-- Task --
Reproduce all entries precisely, down to the last character.

-- Start of Information given --

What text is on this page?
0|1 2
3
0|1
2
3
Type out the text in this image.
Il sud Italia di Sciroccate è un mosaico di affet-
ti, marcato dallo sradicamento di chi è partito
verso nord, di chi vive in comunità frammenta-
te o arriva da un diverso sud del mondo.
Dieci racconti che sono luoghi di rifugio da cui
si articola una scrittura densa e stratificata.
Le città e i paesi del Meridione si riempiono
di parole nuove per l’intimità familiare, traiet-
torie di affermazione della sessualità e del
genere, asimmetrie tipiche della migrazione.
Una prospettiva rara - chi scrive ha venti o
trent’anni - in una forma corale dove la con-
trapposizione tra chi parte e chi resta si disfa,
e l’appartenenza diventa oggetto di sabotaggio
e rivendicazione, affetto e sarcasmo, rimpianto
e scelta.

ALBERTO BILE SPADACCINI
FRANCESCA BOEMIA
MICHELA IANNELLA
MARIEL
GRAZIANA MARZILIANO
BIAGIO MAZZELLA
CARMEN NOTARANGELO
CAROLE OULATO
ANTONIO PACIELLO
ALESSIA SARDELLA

-- End of Information given --

-- In response --
What text is on this page?
0|1 2
3
0|1
2
3
Type out the text in this image.
Il sud Italia di Sciroccate è un mosaico di affet-
ti, marcato dallo sradicamento di chi è partito
verso nord, di chi vive in comunità frammenta-
te o arriva da un diverso sud del mondo.
Dieci racconti che sono luoghi di rifugio da cui
si articola una scrittura densa e stratificata.
Le città e i paesi del Meridione si riempiono
di parole nuove per l’intimità familiare, traiet-
torie di affermazione della sessualità e del
genere, asimmetrie tipiche della migrazione.
Una prospettiva rara - chi scrive ha venti o
trent’anni - in una forma corale dove la con-
trapposizione tra chi parte e chi resta si disfa,
e l’appartenenza diventa oggetto di sabotaggio
e rivendicazione, affetto e sarcasmo, rimpianto
e scelta.

ALBERTO BILE SPADACCINI
FRANCESCA BOEMIA
MICHELA IANNELLA
MARIEL
GRAZIANA MARZILIANO
BIAGIO MAZZELLA
CARMEN NOTARANGELO
CAROLE OULATO
ANTONIO PACIELLO
ALESSIA SARDELLA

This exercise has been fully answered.